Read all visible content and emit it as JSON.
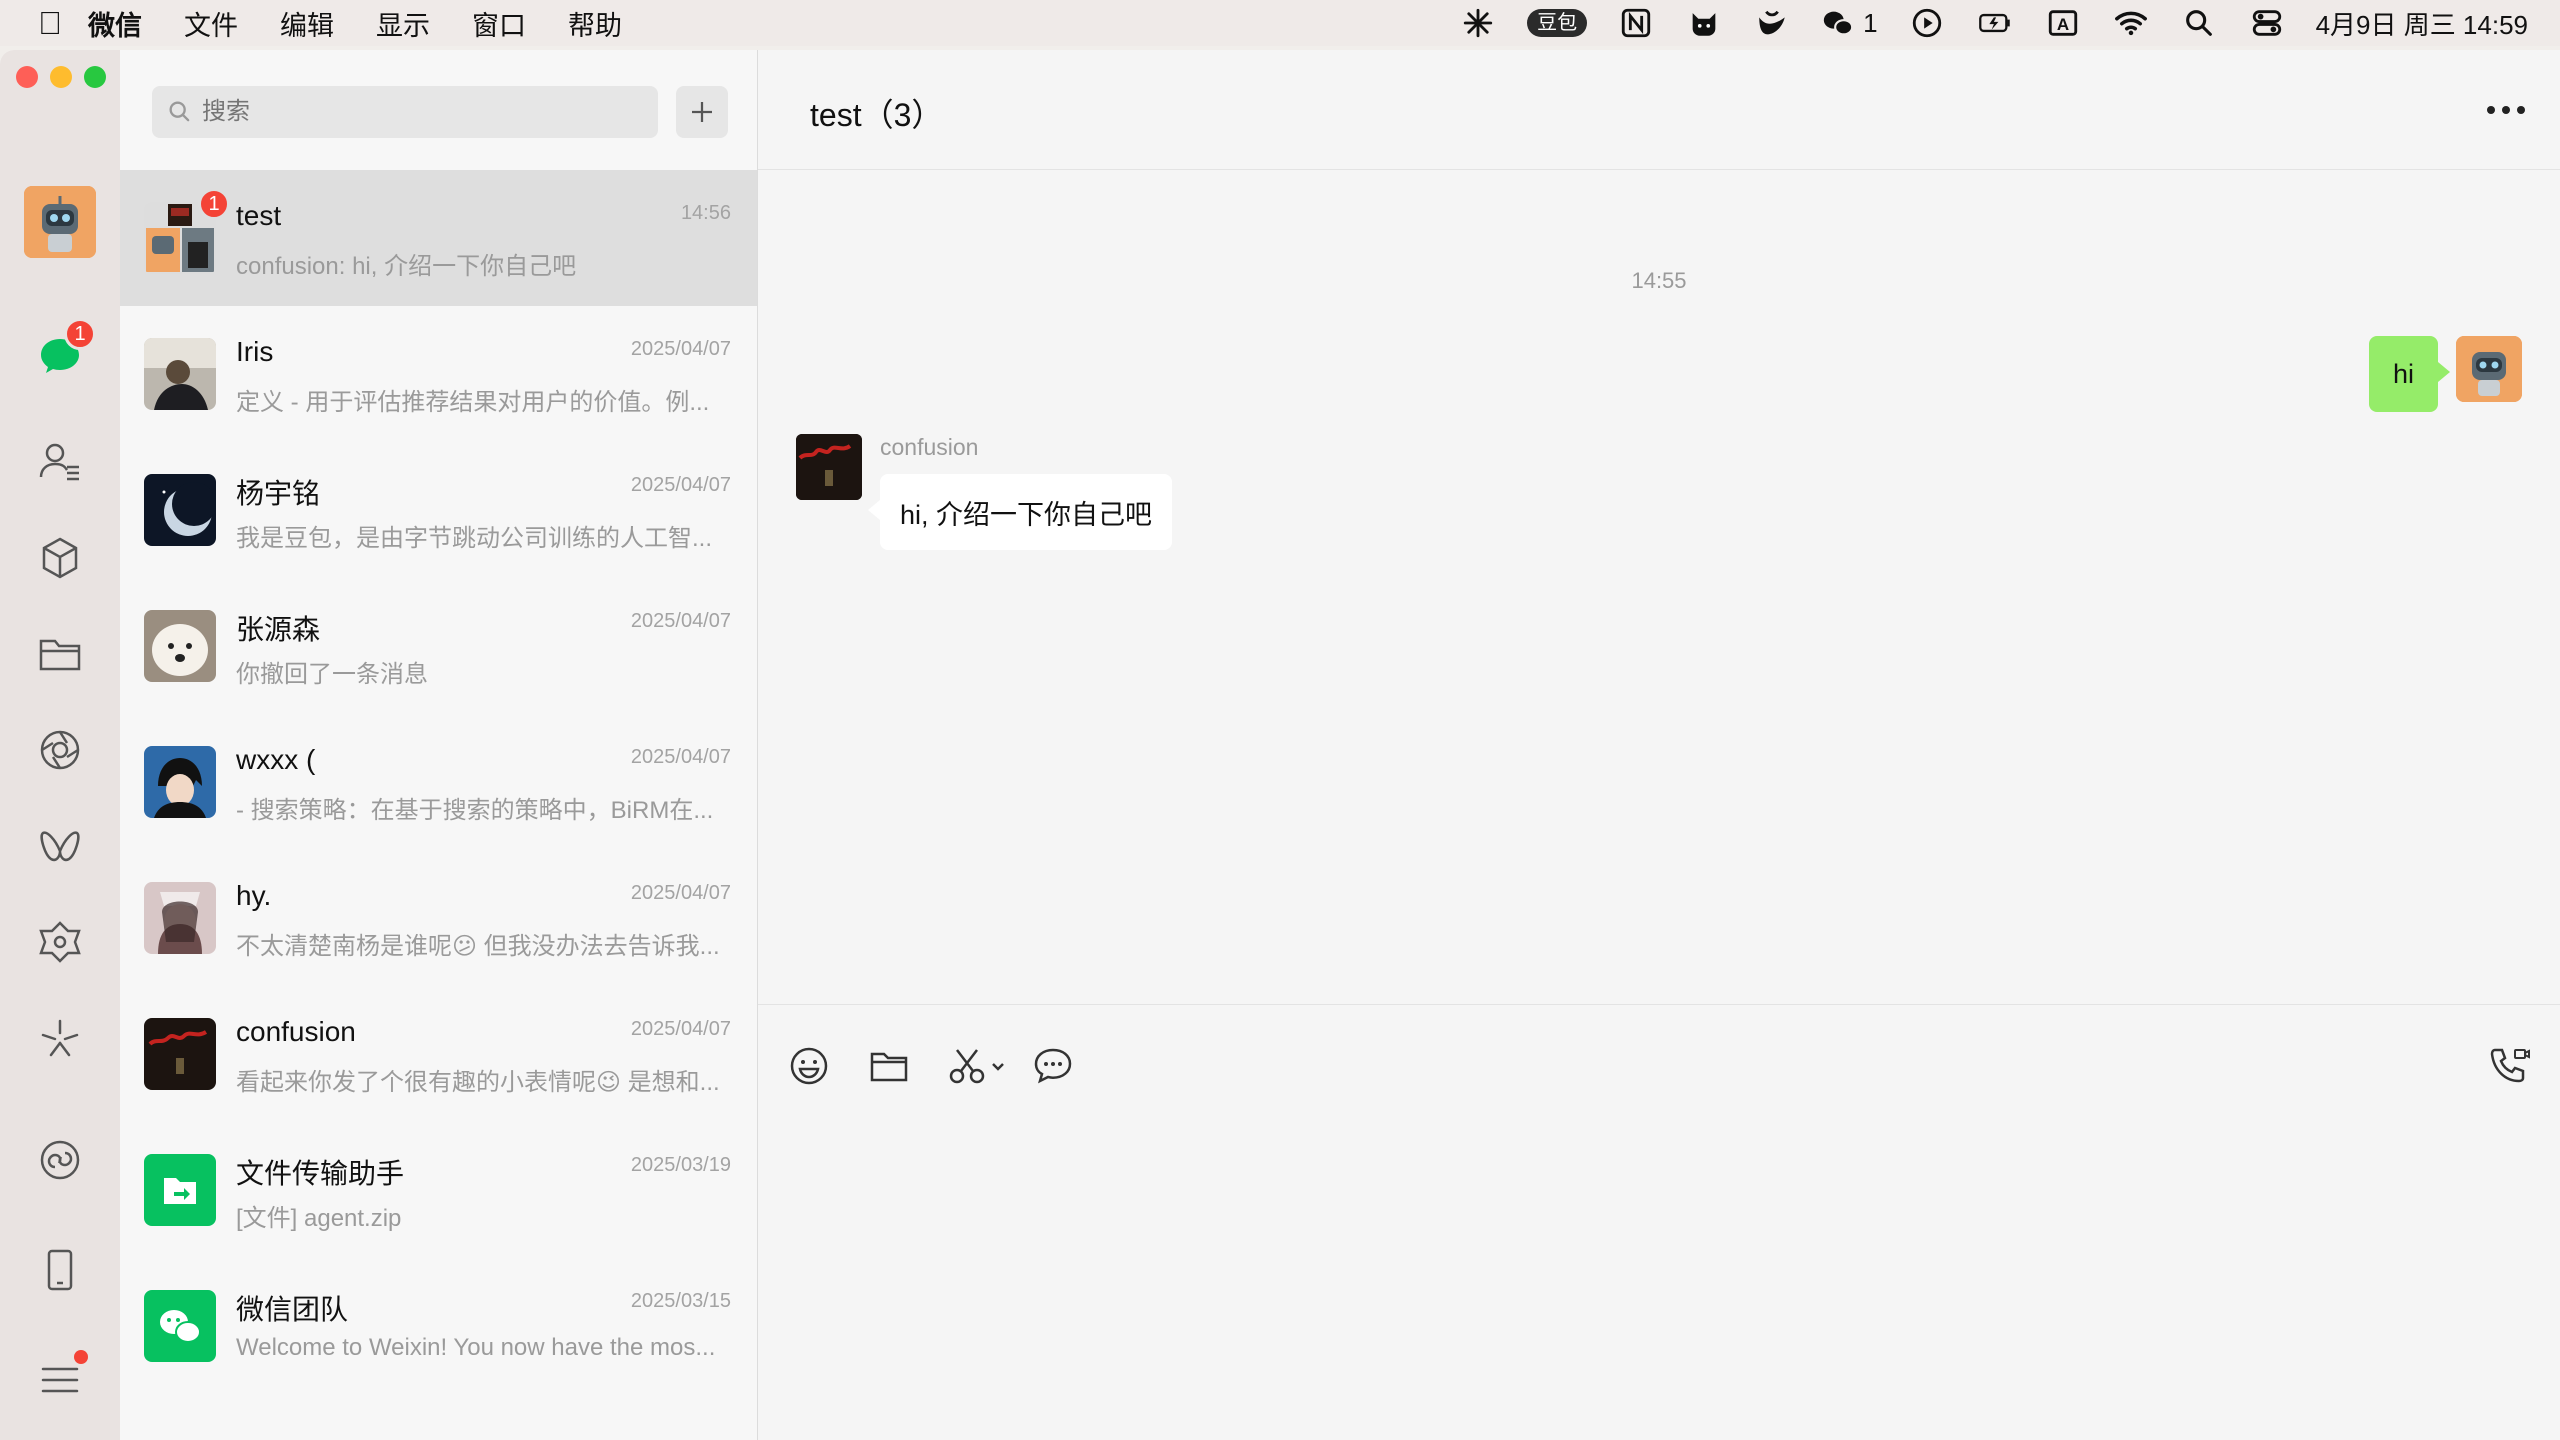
{
  "menubar": {
    "app_name": "微信",
    "menus": [
      "文件",
      "编辑",
      "显示",
      "窗口",
      "帮助"
    ],
    "doubao_label": "豆包",
    "wechat_count": "1",
    "input_method": "A",
    "datetime": "4月9日 周三  14:59"
  },
  "rail": {
    "chat_badge": "1"
  },
  "list": {
    "search_placeholder": "搜索",
    "chats": [
      {
        "name": "test",
        "time": "14:56",
        "preview": "confusion: hi, 介绍一下你自己吧",
        "badge": "1"
      },
      {
        "name": "Iris",
        "time": "2025/04/07",
        "preview": "定义 - 用于评估推荐结果对用户的价值。例..."
      },
      {
        "name": "杨宇铭",
        "time": "2025/04/07",
        "preview": "我是豆包，是由字节跳动公司训练的人工智..."
      },
      {
        "name": "张源森",
        "time": "2025/04/07",
        "preview": "你撤回了一条消息"
      },
      {
        "name": "wxxx (",
        "time": "2025/04/07",
        "preview": "- 搜索策略：在基于搜索的策略中，BiRM在..."
      },
      {
        "name": "hy.",
        "time": "2025/04/07",
        "preview": "不太清楚南杨是谁呢😕 但我没办法去告诉我..."
      },
      {
        "name": "confusion",
        "time": "2025/04/07",
        "preview": "看起来你发了个很有趣的小表情呢😉 是想和..."
      },
      {
        "name": "文件传输助手",
        "time": "2025/03/19",
        "preview": "[文件] agent.zip"
      },
      {
        "name": "微信团队",
        "time": "2025/03/15",
        "preview": "Welcome to Weixin! You now have the mos..."
      }
    ]
  },
  "conversation": {
    "title": "test（3）",
    "time_divider": "14:55",
    "outgoing_text": "hi",
    "incoming_sender": "confusion",
    "incoming_text": "hi, 介绍一下你自己吧"
  },
  "colors": {
    "bubble_out": "#95ec69",
    "badge": "#f44336",
    "wechat_green": "#07c160"
  }
}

──────────────────────────────

## THE REQUEST
Write out again every line above exactly as given; the pictures do not belong in the copy.

## SOLUTION BELOW
Read all visible content and emit it as JSON.
{
  "menubar": {
    "app_name": "微信",
    "menus": [
      "文件",
      "编辑",
      "显示",
      "窗口",
      "帮助"
    ],
    "doubao_label": "豆包",
    "wechat_count": "1",
    "input_method": "A",
    "datetime": "4月9日 周三  14:59"
  },
  "rail": {
    "chat_badge": "1"
  },
  "list": {
    "search_placeholder": "搜索",
    "chats": [
      {
        "name": "test",
        "time": "14:56",
        "preview": "confusion: hi, 介绍一下你自己吧",
        "badge": "1"
      },
      {
        "name": "Iris",
        "time": "2025/04/07",
        "preview": "定义 - 用于评估推荐结果对用户的价值。例..."
      },
      {
        "name": "杨宇铭",
        "time": "2025/04/07",
        "preview": "我是豆包，是由字节跳动公司训练的人工智..."
      },
      {
        "name": "张源森",
        "time": "2025/04/07",
        "preview": "你撤回了一条消息"
      },
      {
        "name": "wxxx (",
        "time": "2025/04/07",
        "preview": "- 搜索策略：在基于搜索的策略中，BiRM在..."
      },
      {
        "name": "hy.",
        "time": "2025/04/07",
        "preview": "不太清楚南杨是谁呢😕 但我没办法去告诉我..."
      },
      {
        "name": "confusion",
        "time": "2025/04/07",
        "preview": "看起来你发了个很有趣的小表情呢😉 是想和..."
      },
      {
        "name": "文件传输助手",
        "time": "2025/03/19",
        "preview": "[文件] agent.zip"
      },
      {
        "name": "微信团队",
        "time": "2025/03/15",
        "preview": "Welcome to Weixin! You now have the mos..."
      }
    ]
  },
  "conversation": {
    "title": "test（3）",
    "time_divider": "14:55",
    "outgoing_text": "hi",
    "incoming_sender": "confusion",
    "incoming_text": "hi, 介绍一下你自己吧"
  },
  "colors": {
    "bubble_out": "#95ec69",
    "badge": "#f44336",
    "wechat_green": "#07c160"
  }
}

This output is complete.